(PROBLEM DESCRIPTION)
Write out, word for word, the entries from their first line through the line that contains "peer-spec-cell bbox=[554, 692, 560, 699]", including both of those lines.

(RECORD LIST)
◆ ◆ ◆ ◆

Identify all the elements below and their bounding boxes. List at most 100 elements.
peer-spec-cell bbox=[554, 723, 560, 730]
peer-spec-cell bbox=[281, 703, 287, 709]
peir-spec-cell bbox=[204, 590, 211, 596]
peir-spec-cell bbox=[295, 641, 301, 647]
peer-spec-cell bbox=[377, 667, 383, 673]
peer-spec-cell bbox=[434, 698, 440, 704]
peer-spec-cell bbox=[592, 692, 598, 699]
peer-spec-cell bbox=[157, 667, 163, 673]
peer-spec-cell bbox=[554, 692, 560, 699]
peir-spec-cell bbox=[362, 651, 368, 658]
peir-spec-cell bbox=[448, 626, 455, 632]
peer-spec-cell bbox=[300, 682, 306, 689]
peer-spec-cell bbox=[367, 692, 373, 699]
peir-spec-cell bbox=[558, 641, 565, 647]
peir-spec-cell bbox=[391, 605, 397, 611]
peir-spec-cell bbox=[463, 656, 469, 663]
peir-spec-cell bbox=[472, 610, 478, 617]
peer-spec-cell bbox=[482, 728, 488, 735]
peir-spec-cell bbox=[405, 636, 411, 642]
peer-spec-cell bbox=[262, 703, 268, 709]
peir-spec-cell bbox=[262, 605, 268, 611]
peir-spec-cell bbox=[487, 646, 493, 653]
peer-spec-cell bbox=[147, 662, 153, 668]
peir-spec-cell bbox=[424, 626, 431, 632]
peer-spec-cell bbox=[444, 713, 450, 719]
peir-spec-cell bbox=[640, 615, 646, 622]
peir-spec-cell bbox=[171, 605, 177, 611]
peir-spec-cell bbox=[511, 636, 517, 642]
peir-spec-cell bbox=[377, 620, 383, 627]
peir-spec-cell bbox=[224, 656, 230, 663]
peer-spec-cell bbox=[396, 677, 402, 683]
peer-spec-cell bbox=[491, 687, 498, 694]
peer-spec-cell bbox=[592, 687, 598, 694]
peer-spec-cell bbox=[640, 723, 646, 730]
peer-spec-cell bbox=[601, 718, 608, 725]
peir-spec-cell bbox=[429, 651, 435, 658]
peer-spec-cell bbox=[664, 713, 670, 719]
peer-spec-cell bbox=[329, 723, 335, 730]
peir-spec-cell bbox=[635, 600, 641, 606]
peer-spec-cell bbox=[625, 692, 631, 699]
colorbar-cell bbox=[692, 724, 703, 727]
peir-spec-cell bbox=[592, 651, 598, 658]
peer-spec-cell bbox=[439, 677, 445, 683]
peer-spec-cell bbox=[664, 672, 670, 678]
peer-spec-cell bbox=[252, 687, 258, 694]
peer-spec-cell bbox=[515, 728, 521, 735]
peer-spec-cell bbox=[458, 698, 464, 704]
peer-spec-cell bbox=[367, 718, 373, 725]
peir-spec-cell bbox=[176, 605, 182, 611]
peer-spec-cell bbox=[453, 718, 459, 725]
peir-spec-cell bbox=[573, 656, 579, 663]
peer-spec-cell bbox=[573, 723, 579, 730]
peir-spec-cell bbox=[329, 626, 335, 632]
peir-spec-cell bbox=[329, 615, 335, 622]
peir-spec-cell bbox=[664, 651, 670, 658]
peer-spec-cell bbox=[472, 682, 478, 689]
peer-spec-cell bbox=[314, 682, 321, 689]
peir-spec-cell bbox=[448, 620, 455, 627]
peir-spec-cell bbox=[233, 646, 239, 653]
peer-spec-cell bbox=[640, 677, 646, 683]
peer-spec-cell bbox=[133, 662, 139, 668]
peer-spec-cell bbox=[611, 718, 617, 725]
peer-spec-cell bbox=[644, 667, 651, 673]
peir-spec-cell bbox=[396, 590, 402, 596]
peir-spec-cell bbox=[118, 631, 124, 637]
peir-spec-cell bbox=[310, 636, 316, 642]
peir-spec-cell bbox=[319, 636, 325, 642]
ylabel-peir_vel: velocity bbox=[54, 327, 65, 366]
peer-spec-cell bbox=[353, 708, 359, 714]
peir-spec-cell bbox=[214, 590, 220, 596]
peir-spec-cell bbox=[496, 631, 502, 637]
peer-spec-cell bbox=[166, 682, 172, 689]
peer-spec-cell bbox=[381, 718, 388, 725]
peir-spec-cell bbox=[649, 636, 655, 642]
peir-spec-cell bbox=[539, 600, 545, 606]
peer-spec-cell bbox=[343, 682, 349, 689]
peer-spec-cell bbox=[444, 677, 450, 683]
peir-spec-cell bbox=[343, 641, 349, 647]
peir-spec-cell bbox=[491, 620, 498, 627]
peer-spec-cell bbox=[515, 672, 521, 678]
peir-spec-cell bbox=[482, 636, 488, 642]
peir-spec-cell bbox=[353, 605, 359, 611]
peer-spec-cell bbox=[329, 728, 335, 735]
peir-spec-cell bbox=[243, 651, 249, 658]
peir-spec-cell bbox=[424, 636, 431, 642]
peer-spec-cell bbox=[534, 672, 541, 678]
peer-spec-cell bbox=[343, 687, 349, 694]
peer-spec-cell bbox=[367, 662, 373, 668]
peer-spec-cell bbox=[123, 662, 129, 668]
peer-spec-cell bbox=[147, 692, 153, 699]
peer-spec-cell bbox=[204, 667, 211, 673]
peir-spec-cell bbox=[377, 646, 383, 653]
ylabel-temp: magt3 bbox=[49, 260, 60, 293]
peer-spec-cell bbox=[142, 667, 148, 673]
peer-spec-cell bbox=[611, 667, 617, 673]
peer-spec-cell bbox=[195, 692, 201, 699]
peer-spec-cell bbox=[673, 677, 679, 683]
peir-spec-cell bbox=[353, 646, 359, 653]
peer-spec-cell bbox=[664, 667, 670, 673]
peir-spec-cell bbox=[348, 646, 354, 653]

◆ ◆ ◆ ◆

(THE REPLY)
Identify all the elements below and their bounding boxes. List at most 100 elements.
peer-spec-cell bbox=[554, 723, 560, 730]
peer-spec-cell bbox=[281, 703, 287, 709]
peir-spec-cell bbox=[204, 590, 211, 596]
peir-spec-cell bbox=[295, 641, 301, 647]
peer-spec-cell bbox=[377, 667, 383, 673]
peer-spec-cell bbox=[434, 698, 440, 704]
peer-spec-cell bbox=[592, 692, 598, 699]
peer-spec-cell bbox=[157, 667, 163, 673]
peer-spec-cell bbox=[554, 692, 560, 699]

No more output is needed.